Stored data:
--*--

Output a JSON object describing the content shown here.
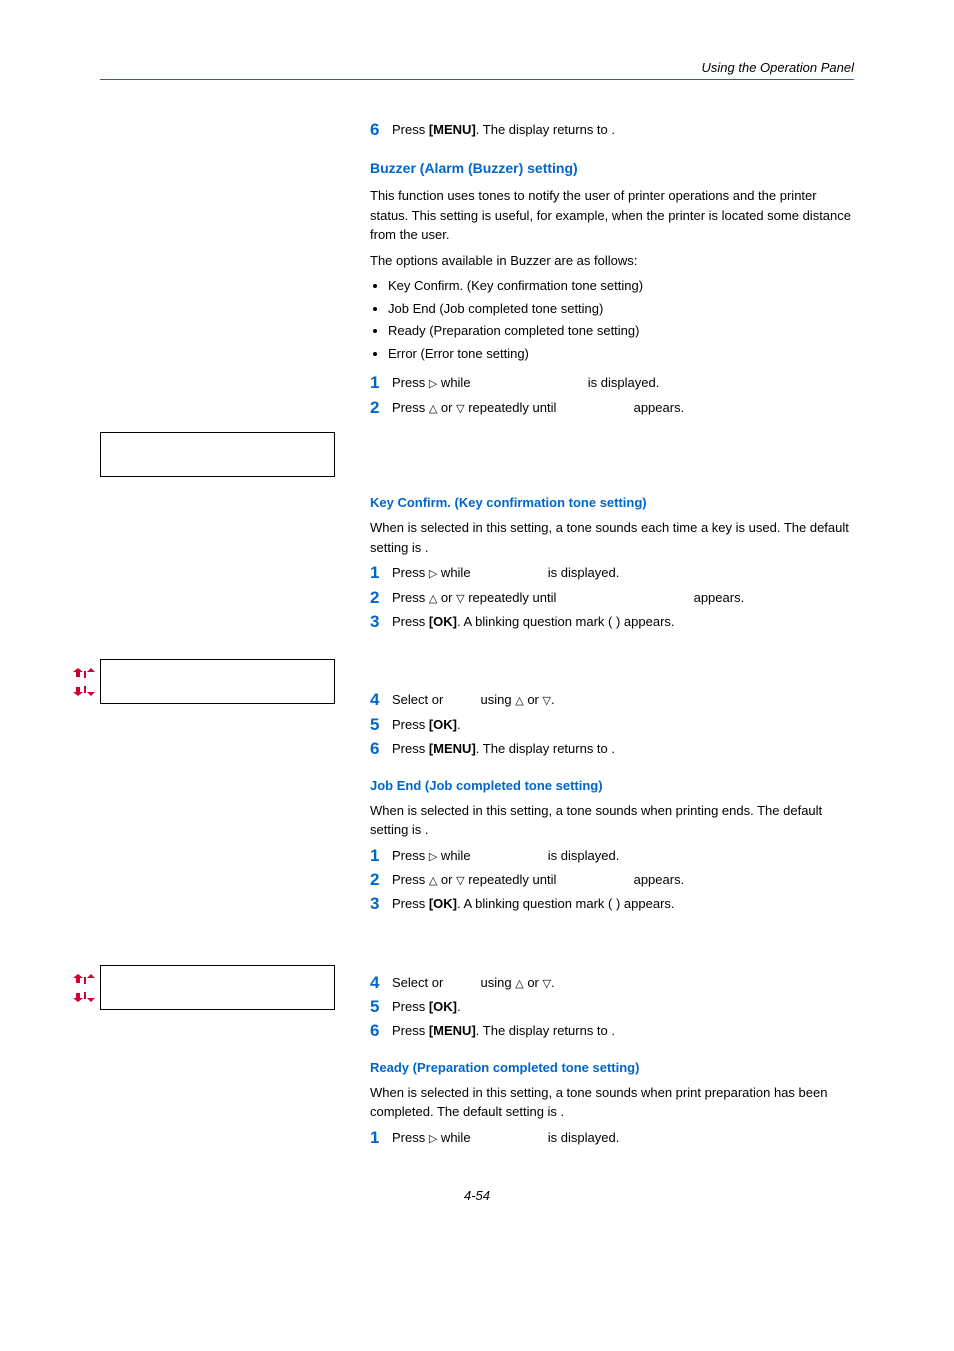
{
  "header": {
    "section": "Using the Operation Panel"
  },
  "intro_step": {
    "num": "6",
    "text_a": "Press ",
    "bold": "[MENU]",
    "text_b": ". The display returns to ",
    "tail": "."
  },
  "buzzer": {
    "title": "Buzzer (Alarm (Buzzer) setting)",
    "p1": "This function uses tones to notify the user of printer operations and the printer status. This setting is useful, for example, when the printer is located some distance from the user.",
    "p2": "The options available in Buzzer are as follows:",
    "bullets": [
      "Key Confirm. (Key confirmation tone setting)",
      "Job End (Job completed tone setting)",
      "Ready (Preparation completed tone setting)",
      "Error (Error tone setting)"
    ],
    "step1": {
      "num": "1",
      "a": "Press ",
      "b": " while ",
      "c": " is displayed."
    },
    "step2": {
      "num": "2",
      "a": "Press ",
      "mid": " or ",
      "b": " repeatedly until ",
      "c": " appears."
    }
  },
  "keyconfirm": {
    "title": "Key Confirm. (Key confirmation tone setting)",
    "p1a": "When ",
    "p1b": " is selected in this setting, a tone sounds each time a key is used. The default setting is ",
    "p1c": ".",
    "step1": {
      "num": "1",
      "a": "Press ",
      "b": " while ",
      "c": " is displayed."
    },
    "step2": {
      "num": "2",
      "a": "Press ",
      "mid": " or ",
      "b": " repeatedly until ",
      "c": " appears."
    },
    "step3": {
      "num": "3",
      "a": "Press ",
      "bold": "[OK]",
      "b": ". A blinking question mark ( ) appears."
    },
    "step4": {
      "num": "4",
      "a": "Select ",
      "or": " or ",
      "b": " using ",
      "mid": " or ",
      "c": "."
    },
    "step5": {
      "num": "5",
      "a": "Press ",
      "bold": "[OK]",
      "b": "."
    },
    "step6": {
      "num": "6",
      "a": "Press ",
      "bold": "[MENU]",
      "b": ". The display returns to ",
      "c": "."
    }
  },
  "jobend": {
    "title": "Job End (Job completed tone setting)",
    "p1a": "When ",
    "p1b": " is selected in this setting, a tone sounds when printing ends. The default setting is ",
    "p1c": ".",
    "step1": {
      "num": "1",
      "a": "Press ",
      "b": " while ",
      "c": " is displayed."
    },
    "step2": {
      "num": "2",
      "a": "Press ",
      "mid": " or ",
      "b": " repeatedly until ",
      "c": " appears."
    },
    "step3": {
      "num": "3",
      "a": "Press ",
      "bold": "[OK]",
      "b": ". A blinking question mark ( ) appears."
    },
    "step4": {
      "num": "4",
      "a": "Select ",
      "or": " or ",
      "b": " using ",
      "mid": " or ",
      "c": "."
    },
    "step5": {
      "num": "5",
      "a": "Press ",
      "bold": "[OK]",
      "b": "."
    },
    "step6": {
      "num": "6",
      "a": "Press ",
      "bold": "[MENU]",
      "b": ". The display returns to ",
      "c": "."
    }
  },
  "ready": {
    "title": "Ready (Preparation completed tone setting)",
    "p1a": "When ",
    "p1b": " is selected in this setting, a tone sounds when print preparation has been completed. The default setting is ",
    "p1c": ".",
    "step1": {
      "num": "1",
      "a": "Press ",
      "b": " while ",
      "c": " is displayed."
    }
  },
  "page_number": "4-54"
}
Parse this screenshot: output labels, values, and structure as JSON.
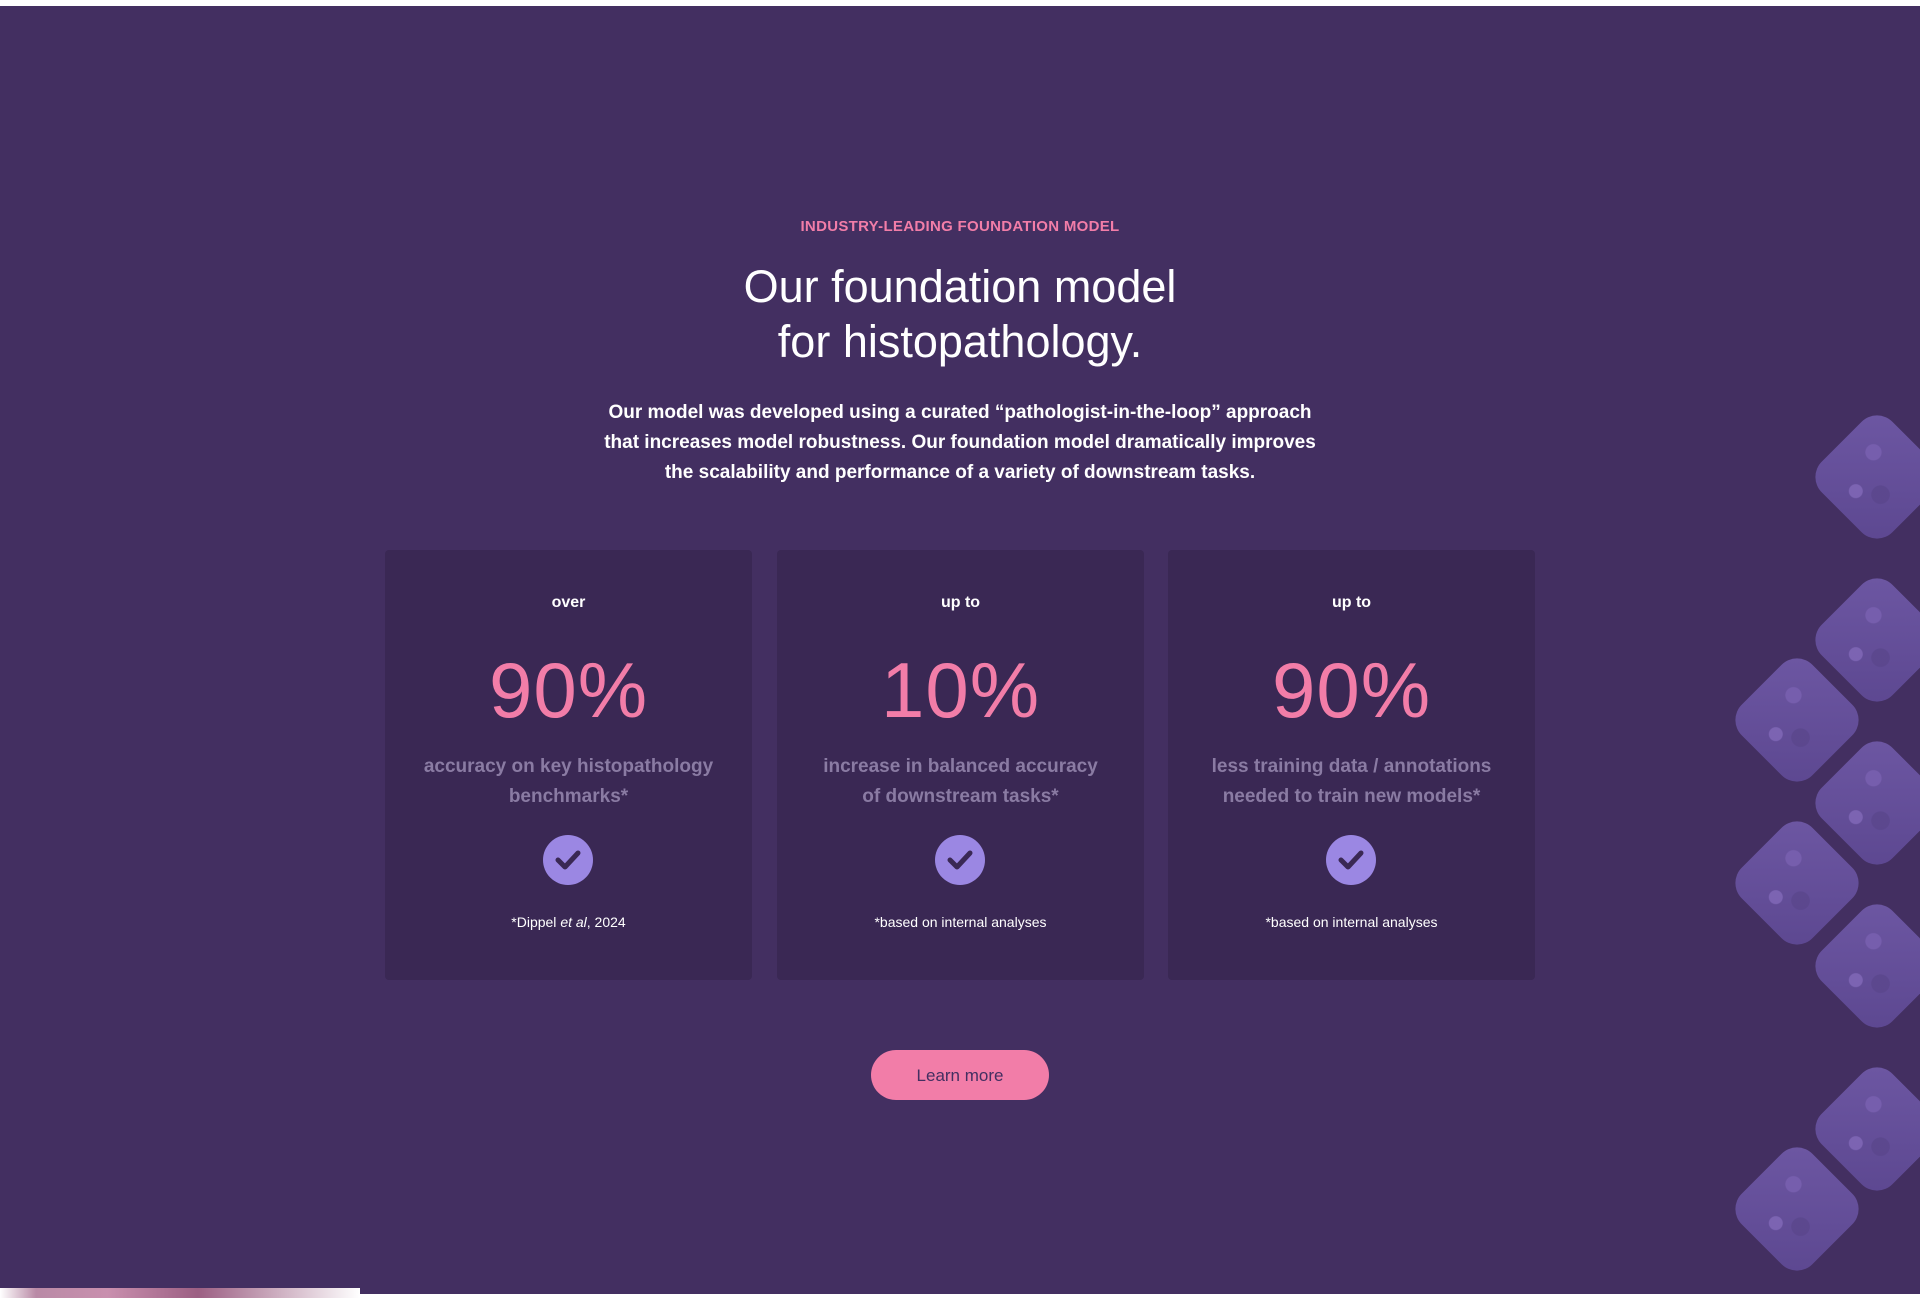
{
  "hero": {
    "eyebrow": "INDUSTRY-LEADING FOUNDATION MODEL",
    "title_line1": "Our foundation model",
    "title_line2": "for histopathology.",
    "lead_line1": "Our model was developed using a curated “pathologist-in-the-loop” approach",
    "lead_line2": "that increases model robustness. Our foundation model dramatically improves",
    "lead_line3": "the scalability and performance of a variety of downstream tasks."
  },
  "stats": [
    {
      "prefix": "over",
      "value": "90%",
      "desc_line1": "accuracy on key histopathology",
      "desc_line2": "benchmarks*",
      "note_before": "*Dippel ",
      "note_italic": "et al",
      "note_after": ", 2024",
      "icon": "check-circle-icon"
    },
    {
      "prefix": "up to",
      "value": "10%",
      "desc_line1": "increase in balanced accuracy",
      "desc_line2": "of downstream tasks*",
      "note_before": "*based on internal analyses",
      "note_italic": "",
      "note_after": "",
      "icon": "check-circle-icon"
    },
    {
      "prefix": "up to",
      "value": "90%",
      "desc_line1": "less training data / annotations",
      "desc_line2": "needed to train new models*",
      "note_before": "*based on internal analyses",
      "note_italic": "",
      "note_after": "",
      "icon": "check-circle-icon"
    }
  ],
  "cta": {
    "label": "Learn more"
  },
  "colors": {
    "background": "#432f61",
    "card": "#3a2854",
    "accent_pink": "#f27da8",
    "check_purple": "#9b87e3",
    "muted_text": "#8a7ba3"
  }
}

--*--

# Written problem
Using the records above, select and copy every line that has the word "histopathology".

# Solution for this task
    "title_line2": "for histopathology.",
      "desc_line1": "accuracy on key histopathology",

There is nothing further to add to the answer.